WRITTEN INSTRUCTION:
Quote the data below in full, please, without altering anything.

Dataset excerpts
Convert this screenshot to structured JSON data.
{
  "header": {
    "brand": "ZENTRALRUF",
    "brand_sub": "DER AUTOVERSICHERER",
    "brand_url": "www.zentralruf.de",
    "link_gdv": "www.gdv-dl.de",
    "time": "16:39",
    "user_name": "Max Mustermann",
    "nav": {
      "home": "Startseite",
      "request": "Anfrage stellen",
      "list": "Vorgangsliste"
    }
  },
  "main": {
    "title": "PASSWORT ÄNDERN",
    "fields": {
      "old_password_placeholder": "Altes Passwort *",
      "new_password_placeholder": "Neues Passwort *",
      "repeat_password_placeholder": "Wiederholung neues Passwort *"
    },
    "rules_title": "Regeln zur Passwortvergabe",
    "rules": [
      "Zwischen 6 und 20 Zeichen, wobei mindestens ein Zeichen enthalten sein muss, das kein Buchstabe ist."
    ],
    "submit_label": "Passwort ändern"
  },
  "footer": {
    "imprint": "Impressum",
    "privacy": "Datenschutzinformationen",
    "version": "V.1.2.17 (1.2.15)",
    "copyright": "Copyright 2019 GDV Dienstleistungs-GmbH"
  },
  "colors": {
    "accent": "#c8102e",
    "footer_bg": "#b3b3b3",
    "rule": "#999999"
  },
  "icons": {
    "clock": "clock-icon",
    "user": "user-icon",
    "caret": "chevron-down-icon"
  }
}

THE SOLUTION:
Convert this screenshot to structured JSON data.
{
  "header": {
    "brand": "ZENTRALRUF",
    "brand_sub": "DER AUTOVERSICHERER",
    "brand_url": "www.zentralruf.de",
    "link_gdv": "www.gdv-dl.de",
    "time": "16:39",
    "user_name": "Max Mustermann",
    "nav": {
      "home": "Startseite",
      "request": "Anfrage stellen",
      "list": "Vorgangsliste"
    }
  },
  "main": {
    "title": "PASSWORT ÄNDERN",
    "fields": {
      "old_password_placeholder": "Altes Passwort *",
      "new_password_placeholder": "Neues Passwort *",
      "repeat_password_placeholder": "Wiederholung neues Passwort *"
    },
    "rules_title": "Regeln zur Passwortvergabe",
    "rules": [
      "Zwischen 6 und 20 Zeichen, wobei mindestens ein Zeichen enthalten sein muss, das kein Buchstabe ist."
    ],
    "submit_label": "Passwort ändern"
  },
  "footer": {
    "imprint": "Impressum",
    "privacy": "Datenschutzinformationen",
    "version": "V.1.2.17 (1.2.15)",
    "copyright": "Copyright 2019 GDV Dienstleistungs-GmbH"
  },
  "colors": {
    "accent": "#c8102e",
    "footer_bg": "#b3b3b3",
    "rule": "#999999"
  },
  "icons": {
    "clock": "clock-icon",
    "user": "user-icon",
    "caret": "chevron-down-icon"
  }
}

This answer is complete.